→ About this exercise
Give back all of the data exactly as it stands, with the pictures removed.

### Exercise data

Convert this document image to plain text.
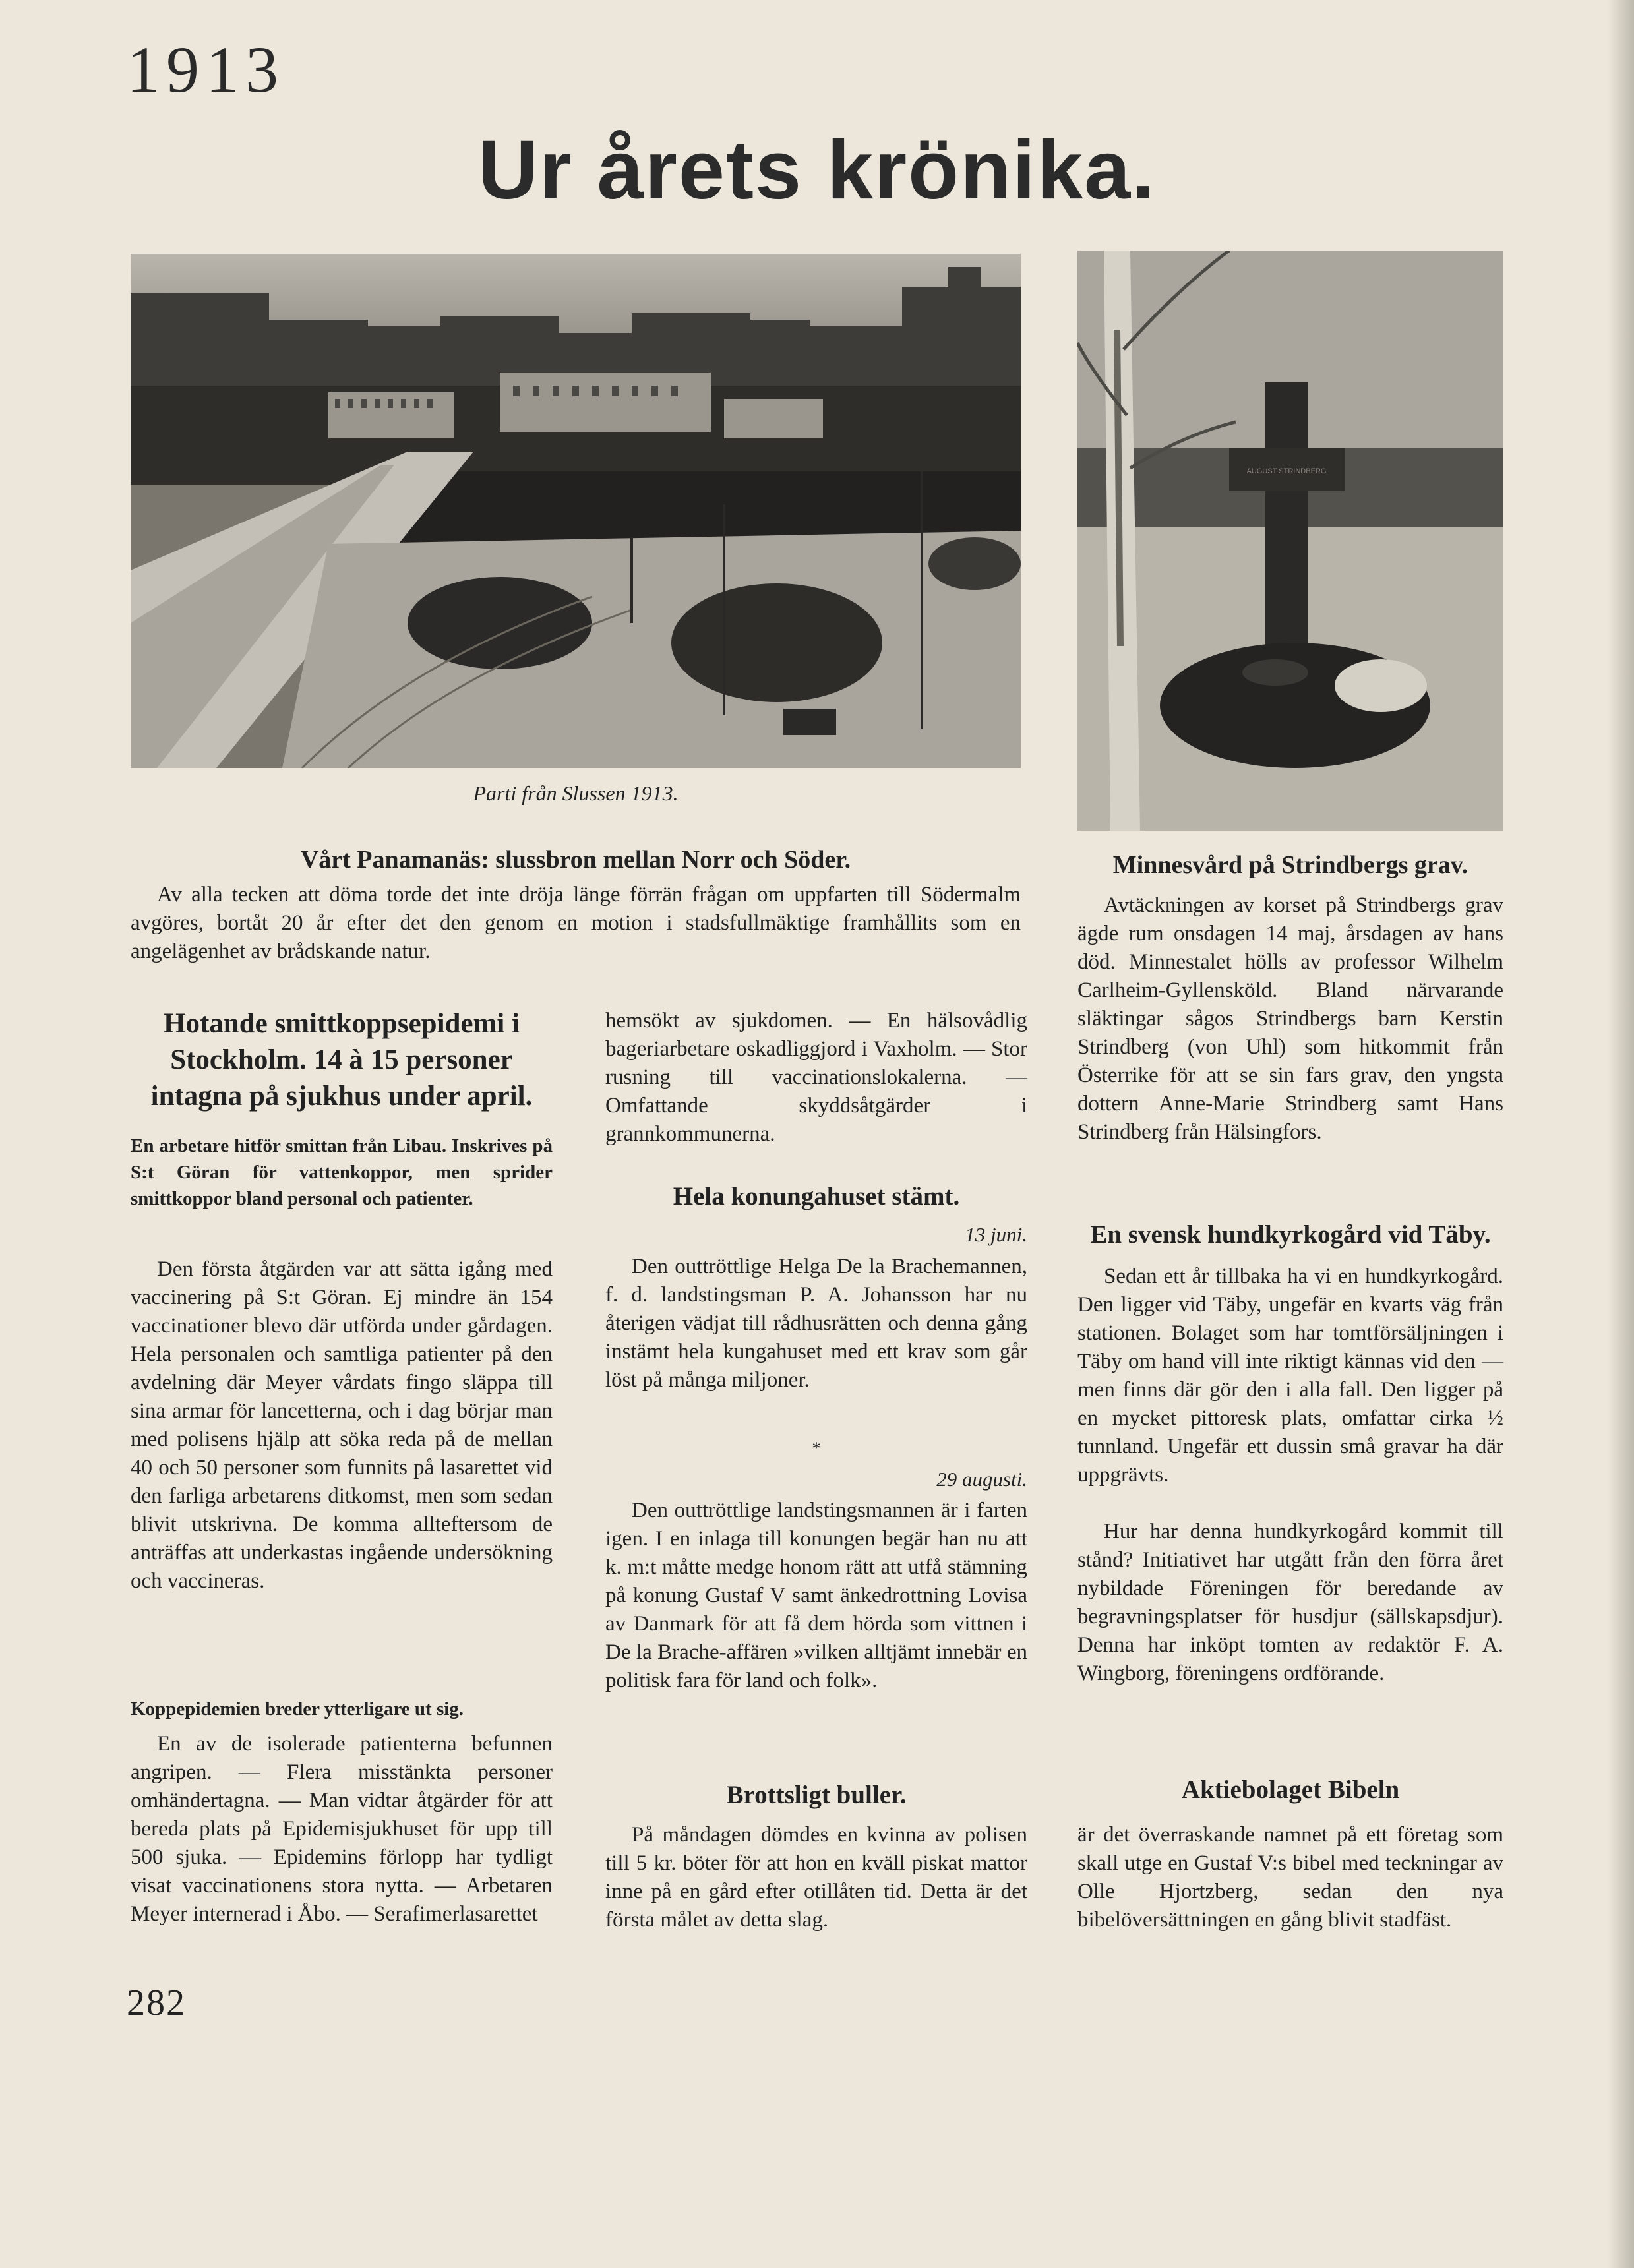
1913
Ur årets krönika.
Parti från Slussen 1913.
AUGUST STRINDBERG
Vårt Panamanäs: slussbron mellan Norr och Söder.

Av alla tecken att döma torde det inte dröja länge förrän frågan om uppfarten till Södermalm avgöres, bortåt 20 år efter det den genom en motion i stadsfullmäktige framhållits som en angelägenhet av brådskande natur.

Hotande smittkoppsepidemi i Stockholm. 14 à 15 personer intagna på sjukhus under april.
En arbetare hitför smittan från Libau. Inskrives på S:t Göran för vattenkoppor, men sprider smittkoppor bland personal och patienter.

Den första åtgärden var att sätta igång med vaccinering på S:t Göran. Ej mindre än 154 vaccinationer blevo där utförda under gårdagen. Hela personalen och samtliga patienter på den avdelning där Meyer vårdats fingo släppa till sina armar för lancetterna, och i dag börjar man med polisens hjälp att söka reda på de mellan 40 och 50 personer som funnits på lasarettet vid den farliga arbetarens ditkomst, men som sedan blivit utskrivna. De komma allteftersom de anträffas att underkastas ingående undersökning och vaccineras.

Koppepidemien breder ytterligare ut sig.

En av de isolerade patienterna befunnen angripen. — Flera misstänkta personer omhändertagna. — Man vidtar åtgärder för att bereda plats på Epidemisjukhuset för upp till 500 sjuka. — Epidemins förlopp har tydligt visat vaccinationens stora nytta. — Arbetaren Meyer internerad i Åbo. — Serafimerlasarettet

hemsökt av sjukdomen. — En hälsovådlig bageriarbetare oskadliggjord i Vaxholm. — Stor rusning till vaccinationslokalerna. — Omfattande skyddsåtgärder i grannkommunerna.

Hela konungahuset stämt.
13 juni.

Den outtröttlige Helga De la Brachemannen, f. d. landstingsman P. A. Johansson har nu återigen vädjat till rådhusrätten och denna gång instämt hela kungahuset med ett krav som går löst på många miljoner.

*
29 augusti.

Den outtröttlige landstingsmannen är i farten igen. I en inlaga till konungen begär han nu att k. m:t måtte medge honom rätt att utfå stämning på konung Gustaf V samt änkedrottning Lovisa av Danmark för att få dem hörda som vittnen i De la Brache-affären »vilken alltjämt innebär en politisk fara för land och folk».

Brottsligt buller.

På måndagen dömdes en kvinna av polisen till 5 kr. böter för att hon en kväll piskat mattor inne på en gård efter otillåten tid. Detta är det första målet av detta slag.

Minnesvård på Strindbergs grav.

Avtäckningen av korset på Strindbergs grav ägde rum onsdagen 14 maj, årsdagen av hans död. Minnestalet hölls av professor Wilhelm Carlheim-Gyllensköld. Bland närvarande släktingar sågos Strindbergs barn Kerstin Strindberg (von Uhl) som hitkommit från Österrike för att se sin fars grav, den yngsta dottern Anne-Marie Strindberg samt Hans Strindberg från Hälsingfors.

En svensk hundkyrkogård vid Täby.

Sedan ett år tillbaka ha vi en hundkyrkogård. Den ligger vid Täby, ungefär en kvarts väg från stationen. Bolaget som har tomtförsäljningen i Täby om hand vill inte riktigt kännas vid den — men finns där gör den i alla fall. Den ligger på en mycket pittoresk plats, omfattar cirka ½ tunnland. Ungefär ett dussin små gravar ha där uppgrävts.

Hur har denna hundkyrkogård kommit till stånd? Initiativet har utgått från den förra året nybildade Föreningen för beredande av begravningsplatser för husdjur (sällskapsdjur). Denna har inköpt tomten av redaktör F. A. Wingborg, föreningens ordförande.

Aktiebolaget Bibeln

är det överraskande namnet på ett företag som skall utge en Gustaf V:s bibel med teckningar av Olle Hjortzberg, sedan den nya bibelöversättningen en gång blivit stadfäst.

282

######

→ Task result
Convert this document image to plain text.
1913
Ur årets krönika.
Parti från Slussen 1913.
AUGUST STRINDBERG
Vårt Panamanäs: slussbron mellan Norr och Söder.

Av alla tecken att döma torde det inte dröja länge förrän frågan om uppfarten till Södermalm avgöres, bortåt 20 år efter det den genom en motion i stadsfullmäktige framhållits som en angelägenhet av brådskande natur.

Hotande smittkoppsepidemi i Stockholm. 14 à 15 personer intagna på sjukhus under april.
En arbetare hitför smittan från Libau. Inskrives på S:t Göran för vattenkoppor, men sprider smittkoppor bland personal och patienter.

Den första åtgärden var att sätta igång med vaccinering på S:t Göran. Ej mindre än 154 vaccinationer blevo där utförda under gårdagen. Hela personalen och samtliga patienter på den avdelning där Meyer vårdats fingo släppa till sina armar för lancetterna, och i dag börjar man med polisens hjälp att söka reda på de mellan 40 och 50 personer som funnits på lasarettet vid den farliga arbetarens ditkomst, men som sedan blivit utskrivna. De komma allteftersom de anträffas att underkastas ingående undersökning och vaccineras.

Koppepidemien breder ytterligare ut sig.

En av de isolerade patienterna befunnen angripen. — Flera misstänkta personer omhändertagna. — Man vidtar åtgärder för att bereda plats på Epidemisjukhuset för upp till 500 sjuka. — Epidemins förlopp har tydligt visat vaccinationens stora nytta. — Arbetaren Meyer internerad i Åbo. — Serafimerlasarettet

hemsökt av sjukdomen. — En hälsovådlig bageriarbetare oskadliggjord i Vaxholm. — Stor rusning till vaccinationslokalerna. — Omfattande skyddsåtgärder i grannkommunerna.

Hela konungahuset stämt.
13 juni.

Den outtröttlige Helga De la Brachemannen, f. d. landstingsman P. A. Johansson har nu återigen vädjat till rådhusrätten och denna gång instämt hela kungahuset med ett krav som går löst på många miljoner.

*
29 augusti.

Den outtröttlige landstingsmannen är i farten igen. I en inlaga till konungen begär han nu att k. m:t måtte medge honom rätt att utfå stämning på konung Gustaf V samt änkedrottning Lovisa av Danmark för att få dem hörda som vittnen i De la Brache-affären »vilken alltjämt innebär en politisk fara för land och folk».

Brottsligt buller.

På måndagen dömdes en kvinna av polisen till 5 kr. böter för att hon en kväll piskat mattor inne på en gård efter otillåten tid. Detta är det första målet av detta slag.

Minnesvård på Strindbergs grav.

Avtäckningen av korset på Strindbergs grav ägde rum onsdagen 14 maj, årsdagen av hans död. Minnestalet hölls av professor Wilhelm Carlheim-Gyllensköld. Bland närvarande släktingar sågos Strindbergs barn Kerstin Strindberg (von Uhl) som hitkommit från Österrike för att se sin fars grav, den yngsta dottern Anne-Marie Strindberg samt Hans Strindberg från Hälsingfors.

En svensk hundkyrkogård vid Täby.

Sedan ett år tillbaka ha vi en hundkyrkogård. Den ligger vid Täby, ungefär en kvarts väg från stationen. Bolaget som har tomtförsäljningen i Täby om hand vill inte riktigt kännas vid den — men finns där gör den i alla fall. Den ligger på en mycket pittoresk plats, omfattar cirka ½ tunnland. Ungefär ett dussin små gravar ha där uppgrävts.

Hur har denna hundkyrkogård kommit till stånd? Initiativet har utgått från den förra året nybildade Föreningen för beredande av begravningsplatser för husdjur (sällskapsdjur). Denna har inköpt tomten av redaktör F. A. Wingborg, föreningens ordförande.

Aktiebolaget Bibeln

är det överraskande namnet på ett företag som skall utge en Gustaf V:s bibel med teckningar av Olle Hjortzberg, sedan den nya bibelöversättningen en gång blivit stadfäst.

282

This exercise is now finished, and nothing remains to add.